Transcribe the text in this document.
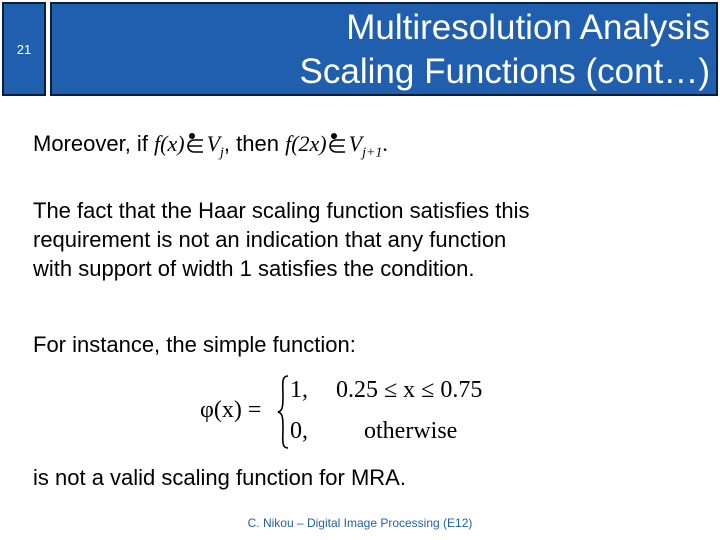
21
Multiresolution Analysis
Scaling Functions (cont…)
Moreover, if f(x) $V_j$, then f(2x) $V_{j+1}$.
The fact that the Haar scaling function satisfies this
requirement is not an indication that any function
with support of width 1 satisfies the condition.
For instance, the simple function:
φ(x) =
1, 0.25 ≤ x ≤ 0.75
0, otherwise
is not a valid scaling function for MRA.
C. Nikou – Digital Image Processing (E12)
━━━━━━━━━━
**The task**
Print each of the records above exactly as written, leaving no picture in the copy.

**Solution to the exercise**
Transcribe the text in this document.
21
Multiresolution Analysis
Scaling Functions (cont…)
Moreover, if f(x) $V_j$, then f(2x) $V_{j+1}$.
The fact that the Haar scaling function satisfies this
requirement is not an indication that any function
with support of width 1 satisfies the condition.
For instance, the simple function:
φ(x) =
1, 0.25 ≤ x ≤ 0.75
0, otherwise
is not a valid scaling function for MRA.
C. Nikou – Digital Image Processing (E12)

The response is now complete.